» **Task objective**
Reproduce the items below with every "air bag" changed to "airbag" and everything else left as it is. Omit the pictures.

» **Exercise data**
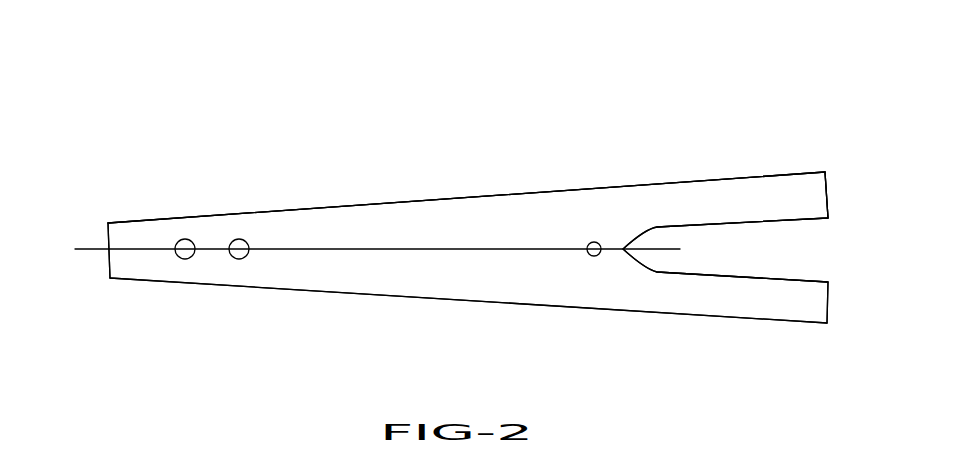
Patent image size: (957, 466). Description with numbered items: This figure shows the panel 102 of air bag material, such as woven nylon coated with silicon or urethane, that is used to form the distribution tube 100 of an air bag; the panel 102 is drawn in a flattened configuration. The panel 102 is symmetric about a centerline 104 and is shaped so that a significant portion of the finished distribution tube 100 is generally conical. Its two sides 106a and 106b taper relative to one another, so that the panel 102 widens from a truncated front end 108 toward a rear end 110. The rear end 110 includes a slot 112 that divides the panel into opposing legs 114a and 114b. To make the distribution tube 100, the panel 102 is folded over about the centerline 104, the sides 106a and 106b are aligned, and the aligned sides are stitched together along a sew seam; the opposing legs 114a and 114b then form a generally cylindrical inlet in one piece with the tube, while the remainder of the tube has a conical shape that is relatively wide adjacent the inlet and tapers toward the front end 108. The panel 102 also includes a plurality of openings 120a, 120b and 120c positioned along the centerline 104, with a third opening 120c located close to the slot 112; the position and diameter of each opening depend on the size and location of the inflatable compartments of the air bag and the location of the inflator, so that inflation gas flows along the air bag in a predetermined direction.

The distribution tube 100 is at (210, 107).
The panel 102 is at (385, 210).
The centerline 104 is at (297, 249).
The side 106a is at (470, 222).
The side 106b is at (480, 277).
The front end 108 is at (105, 230).
The rear end 110 is at (833, 178).
The slot 112 is at (742, 225).
The leg 114a is at (718, 203).
The leg 114b is at (718, 295).
The opening 120a is at (183, 258).
The opening 120b is at (242, 258).
The opening 120c is at (592, 242).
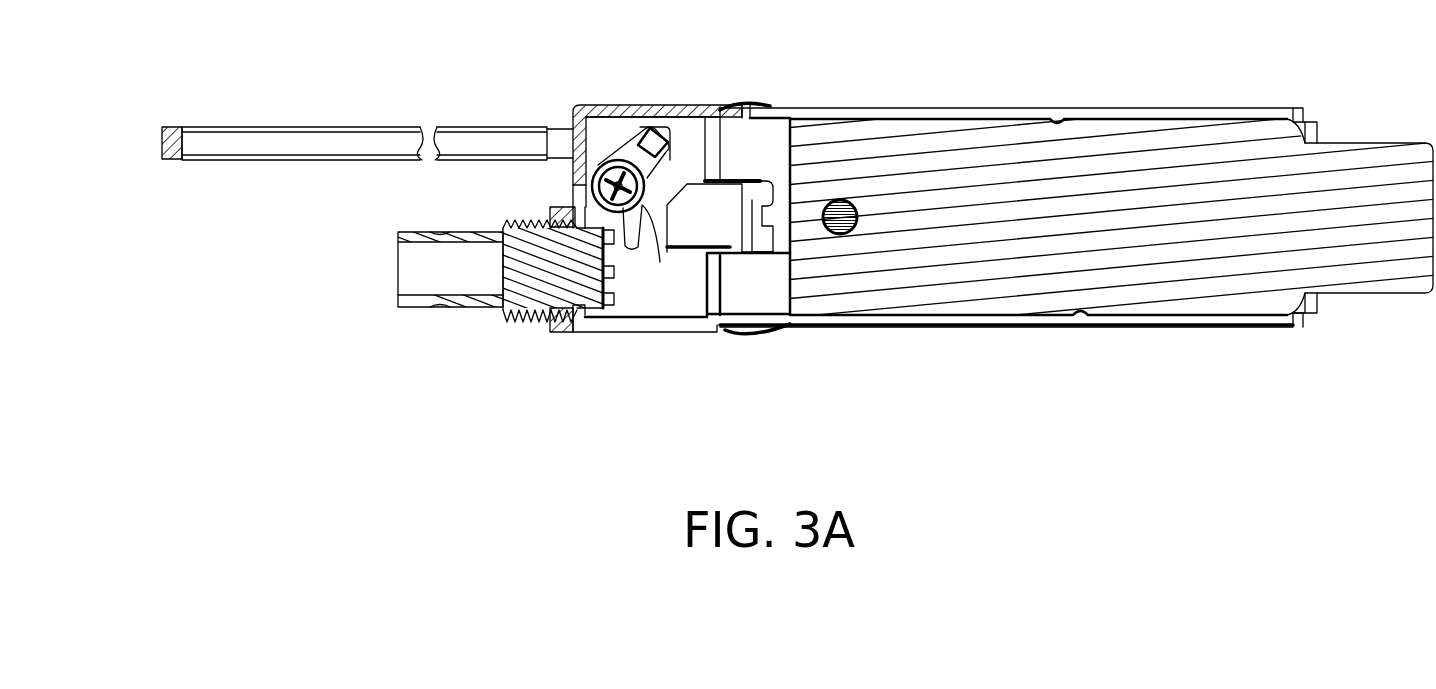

» **Solution to this problem**
Patent image size: (957, 466). Description with numbered items: This figure shows the panel 102 of airbag material, such as woven nylon coated with silicon or urethane, that is used to form the distribution tube 100 of an airbag; the panel 102 is drawn in a flattened configuration. The panel 102 is symmetric about a centerline 104 and is shaped so that a significant portion of the finished distribution tube 100 is generally conical. Its two sides 106a and 106b taper relative to one another, so that the panel 102 widens from a truncated front end 108 toward a rear end 110. The rear end 110 includes a slot 112 that divides the panel into opposing legs 114a and 114b. To make the distribution tube 100, the panel 102 is folded over about the centerline 104, the sides 106a and 106b are aligned, and the aligned sides are stitched together along a sew seam; the opposing legs 114a and 114b then form a generally cylindrical inlet in one piece with the tube, while the remainder of the tube has a conical shape that is relatively wide adjacent the inlet and tapers toward the front end 108. The panel 102 also includes a plurality of openings 120a, 120b and 120c positioned along the centerline 104, with a third opening 120c located close to the slot 112; the position and diameter of each opening depend on the size and location of the inflatable compartments of the airbag and the location of the inflator, so that inflation gas flows along the airbag in a predetermined direction.

The distribution tube 100 is at (210, 107).
The panel 102 is at (385, 210).
The centerline 104 is at (297, 249).
The side 106a is at (470, 222).
The side 106b is at (480, 277).
The front end 108 is at (105, 230).
The rear end 110 is at (833, 178).
The slot 112 is at (742, 225).
The leg 114a is at (718, 203).
The leg 114b is at (718, 295).
The opening 120a is at (183, 258).
The opening 120b is at (242, 258).
The opening 120c is at (592, 242).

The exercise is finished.